## TO DO
Find how many lines of the listing below include the word "like", then report the number by itself.

--- start DATA IN THIS EXERCISE ---

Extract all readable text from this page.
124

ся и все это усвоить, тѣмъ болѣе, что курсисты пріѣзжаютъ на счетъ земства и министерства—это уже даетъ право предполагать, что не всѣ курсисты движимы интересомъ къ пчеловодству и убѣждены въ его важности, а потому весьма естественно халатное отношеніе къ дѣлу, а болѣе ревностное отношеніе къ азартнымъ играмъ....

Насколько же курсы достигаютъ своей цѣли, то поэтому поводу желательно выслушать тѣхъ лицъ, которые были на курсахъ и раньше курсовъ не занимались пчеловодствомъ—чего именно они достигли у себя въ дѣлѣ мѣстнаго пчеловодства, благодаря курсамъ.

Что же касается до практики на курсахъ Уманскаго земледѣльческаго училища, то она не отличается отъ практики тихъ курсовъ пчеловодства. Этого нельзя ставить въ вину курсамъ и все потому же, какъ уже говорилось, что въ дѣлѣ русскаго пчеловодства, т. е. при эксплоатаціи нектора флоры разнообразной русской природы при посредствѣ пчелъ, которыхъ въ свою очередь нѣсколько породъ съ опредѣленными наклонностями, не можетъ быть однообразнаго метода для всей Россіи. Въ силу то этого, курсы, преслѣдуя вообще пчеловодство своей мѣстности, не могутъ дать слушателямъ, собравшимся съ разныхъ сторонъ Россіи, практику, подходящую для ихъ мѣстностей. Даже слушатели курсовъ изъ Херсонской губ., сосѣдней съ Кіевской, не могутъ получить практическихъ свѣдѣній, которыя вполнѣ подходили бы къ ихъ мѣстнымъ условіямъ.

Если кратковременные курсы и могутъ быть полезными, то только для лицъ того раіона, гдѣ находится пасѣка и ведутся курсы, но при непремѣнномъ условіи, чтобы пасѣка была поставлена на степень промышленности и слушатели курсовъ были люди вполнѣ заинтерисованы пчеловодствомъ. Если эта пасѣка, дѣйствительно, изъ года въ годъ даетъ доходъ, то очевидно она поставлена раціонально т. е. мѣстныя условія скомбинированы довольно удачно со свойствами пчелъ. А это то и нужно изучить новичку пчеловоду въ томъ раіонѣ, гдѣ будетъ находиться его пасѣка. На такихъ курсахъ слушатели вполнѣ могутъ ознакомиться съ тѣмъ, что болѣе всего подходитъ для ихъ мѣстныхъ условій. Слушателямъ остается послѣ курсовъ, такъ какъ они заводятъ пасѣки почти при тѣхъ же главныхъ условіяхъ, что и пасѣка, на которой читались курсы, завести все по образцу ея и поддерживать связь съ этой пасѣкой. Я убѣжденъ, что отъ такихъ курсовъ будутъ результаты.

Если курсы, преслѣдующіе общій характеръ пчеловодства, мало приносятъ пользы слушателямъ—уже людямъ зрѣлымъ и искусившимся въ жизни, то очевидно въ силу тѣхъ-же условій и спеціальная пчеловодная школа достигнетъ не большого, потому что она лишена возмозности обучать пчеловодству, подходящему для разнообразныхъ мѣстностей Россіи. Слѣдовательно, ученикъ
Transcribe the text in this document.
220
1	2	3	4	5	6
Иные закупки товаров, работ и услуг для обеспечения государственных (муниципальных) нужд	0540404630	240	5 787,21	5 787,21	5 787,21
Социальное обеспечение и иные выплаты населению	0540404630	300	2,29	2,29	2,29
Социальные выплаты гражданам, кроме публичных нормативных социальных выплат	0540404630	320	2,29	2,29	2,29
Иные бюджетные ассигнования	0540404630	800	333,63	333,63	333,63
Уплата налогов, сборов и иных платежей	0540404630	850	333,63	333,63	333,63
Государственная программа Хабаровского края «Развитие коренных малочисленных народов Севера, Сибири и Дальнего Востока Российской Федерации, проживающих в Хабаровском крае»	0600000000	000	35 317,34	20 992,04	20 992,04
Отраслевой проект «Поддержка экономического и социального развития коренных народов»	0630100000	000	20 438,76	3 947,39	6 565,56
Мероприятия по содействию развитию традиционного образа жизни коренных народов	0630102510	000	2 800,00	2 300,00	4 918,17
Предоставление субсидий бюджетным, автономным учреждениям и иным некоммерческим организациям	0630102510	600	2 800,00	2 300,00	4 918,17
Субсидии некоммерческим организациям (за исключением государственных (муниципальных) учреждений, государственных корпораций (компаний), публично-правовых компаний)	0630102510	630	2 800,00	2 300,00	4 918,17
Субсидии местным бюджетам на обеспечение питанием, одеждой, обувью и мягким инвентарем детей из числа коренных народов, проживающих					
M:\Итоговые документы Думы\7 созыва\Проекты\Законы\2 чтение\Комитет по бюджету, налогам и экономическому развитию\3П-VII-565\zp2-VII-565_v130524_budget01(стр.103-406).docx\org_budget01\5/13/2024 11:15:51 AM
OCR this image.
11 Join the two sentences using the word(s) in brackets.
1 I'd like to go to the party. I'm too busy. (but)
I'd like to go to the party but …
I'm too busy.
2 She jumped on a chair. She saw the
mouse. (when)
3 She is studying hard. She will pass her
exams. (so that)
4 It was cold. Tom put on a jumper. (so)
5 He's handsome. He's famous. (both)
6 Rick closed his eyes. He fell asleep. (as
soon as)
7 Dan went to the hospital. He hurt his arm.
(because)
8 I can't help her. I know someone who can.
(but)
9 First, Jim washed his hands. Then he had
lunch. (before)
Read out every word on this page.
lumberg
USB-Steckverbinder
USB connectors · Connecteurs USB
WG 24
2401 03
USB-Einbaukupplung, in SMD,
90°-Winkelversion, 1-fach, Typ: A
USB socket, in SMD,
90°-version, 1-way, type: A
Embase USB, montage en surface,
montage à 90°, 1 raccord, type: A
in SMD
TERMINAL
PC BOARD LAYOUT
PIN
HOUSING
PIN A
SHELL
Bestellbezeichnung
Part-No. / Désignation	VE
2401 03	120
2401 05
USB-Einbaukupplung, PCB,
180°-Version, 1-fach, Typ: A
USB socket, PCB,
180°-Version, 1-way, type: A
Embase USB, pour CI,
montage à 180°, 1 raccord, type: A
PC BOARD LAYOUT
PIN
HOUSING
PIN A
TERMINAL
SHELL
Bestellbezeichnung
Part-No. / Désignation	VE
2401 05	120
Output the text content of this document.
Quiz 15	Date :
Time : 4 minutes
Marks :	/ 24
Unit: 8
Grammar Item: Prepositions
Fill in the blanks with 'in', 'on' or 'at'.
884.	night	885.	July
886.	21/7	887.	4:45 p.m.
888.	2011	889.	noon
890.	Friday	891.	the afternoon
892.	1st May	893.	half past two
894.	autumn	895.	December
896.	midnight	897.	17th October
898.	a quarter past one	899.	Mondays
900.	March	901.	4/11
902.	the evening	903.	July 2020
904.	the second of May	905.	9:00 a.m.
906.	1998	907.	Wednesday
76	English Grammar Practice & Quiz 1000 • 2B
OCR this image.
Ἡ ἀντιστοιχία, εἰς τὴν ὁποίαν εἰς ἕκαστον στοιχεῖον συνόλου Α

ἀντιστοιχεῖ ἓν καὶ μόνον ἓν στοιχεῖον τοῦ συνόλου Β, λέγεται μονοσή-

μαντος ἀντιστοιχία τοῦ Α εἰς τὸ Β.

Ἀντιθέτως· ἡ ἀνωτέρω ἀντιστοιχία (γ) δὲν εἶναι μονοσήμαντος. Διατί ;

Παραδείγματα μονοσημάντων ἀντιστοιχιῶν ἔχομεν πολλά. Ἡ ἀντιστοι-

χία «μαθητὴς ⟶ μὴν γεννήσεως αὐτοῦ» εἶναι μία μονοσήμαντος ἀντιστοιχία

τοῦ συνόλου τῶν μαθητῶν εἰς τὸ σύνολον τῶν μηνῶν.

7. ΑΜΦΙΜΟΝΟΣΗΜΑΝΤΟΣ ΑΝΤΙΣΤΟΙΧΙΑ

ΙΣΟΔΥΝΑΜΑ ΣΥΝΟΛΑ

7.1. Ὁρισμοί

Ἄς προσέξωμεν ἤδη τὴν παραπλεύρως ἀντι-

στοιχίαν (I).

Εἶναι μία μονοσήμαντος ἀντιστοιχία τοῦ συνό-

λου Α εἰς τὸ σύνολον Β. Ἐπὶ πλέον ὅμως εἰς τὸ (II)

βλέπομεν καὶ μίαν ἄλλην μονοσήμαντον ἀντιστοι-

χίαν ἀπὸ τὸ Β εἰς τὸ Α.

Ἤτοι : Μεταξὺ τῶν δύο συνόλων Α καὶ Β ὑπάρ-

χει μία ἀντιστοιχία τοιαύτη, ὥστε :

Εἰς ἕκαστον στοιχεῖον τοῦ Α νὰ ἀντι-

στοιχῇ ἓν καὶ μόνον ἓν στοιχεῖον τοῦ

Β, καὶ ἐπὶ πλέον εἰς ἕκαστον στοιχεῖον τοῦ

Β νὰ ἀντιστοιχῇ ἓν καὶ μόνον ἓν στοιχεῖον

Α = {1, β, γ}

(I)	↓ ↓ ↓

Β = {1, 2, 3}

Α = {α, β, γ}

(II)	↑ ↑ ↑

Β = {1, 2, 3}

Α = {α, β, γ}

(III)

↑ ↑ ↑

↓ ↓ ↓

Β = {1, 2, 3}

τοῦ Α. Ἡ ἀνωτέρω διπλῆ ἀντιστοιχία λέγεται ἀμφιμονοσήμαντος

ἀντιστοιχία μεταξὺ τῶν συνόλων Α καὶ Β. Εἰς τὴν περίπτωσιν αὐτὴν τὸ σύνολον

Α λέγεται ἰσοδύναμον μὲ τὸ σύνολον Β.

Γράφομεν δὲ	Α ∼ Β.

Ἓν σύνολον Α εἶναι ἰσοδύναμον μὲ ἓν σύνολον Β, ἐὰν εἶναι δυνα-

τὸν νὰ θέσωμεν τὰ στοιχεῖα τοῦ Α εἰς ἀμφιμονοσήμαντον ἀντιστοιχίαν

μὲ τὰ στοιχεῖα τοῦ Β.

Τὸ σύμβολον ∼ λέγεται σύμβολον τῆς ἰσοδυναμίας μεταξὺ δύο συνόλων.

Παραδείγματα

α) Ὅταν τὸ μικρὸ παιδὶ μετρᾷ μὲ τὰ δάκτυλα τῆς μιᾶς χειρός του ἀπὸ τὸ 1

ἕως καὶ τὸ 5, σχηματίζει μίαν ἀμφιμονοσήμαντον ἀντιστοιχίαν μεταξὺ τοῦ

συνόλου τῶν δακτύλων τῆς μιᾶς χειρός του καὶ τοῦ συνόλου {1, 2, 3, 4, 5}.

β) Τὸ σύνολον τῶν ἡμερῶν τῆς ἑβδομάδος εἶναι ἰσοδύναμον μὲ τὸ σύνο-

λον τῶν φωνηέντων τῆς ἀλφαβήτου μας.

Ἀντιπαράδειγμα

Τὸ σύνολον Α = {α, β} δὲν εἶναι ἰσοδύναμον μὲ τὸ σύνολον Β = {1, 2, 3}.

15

--- end DATA IN THIS EXERCISE ---

## CORRECT ANSWER
2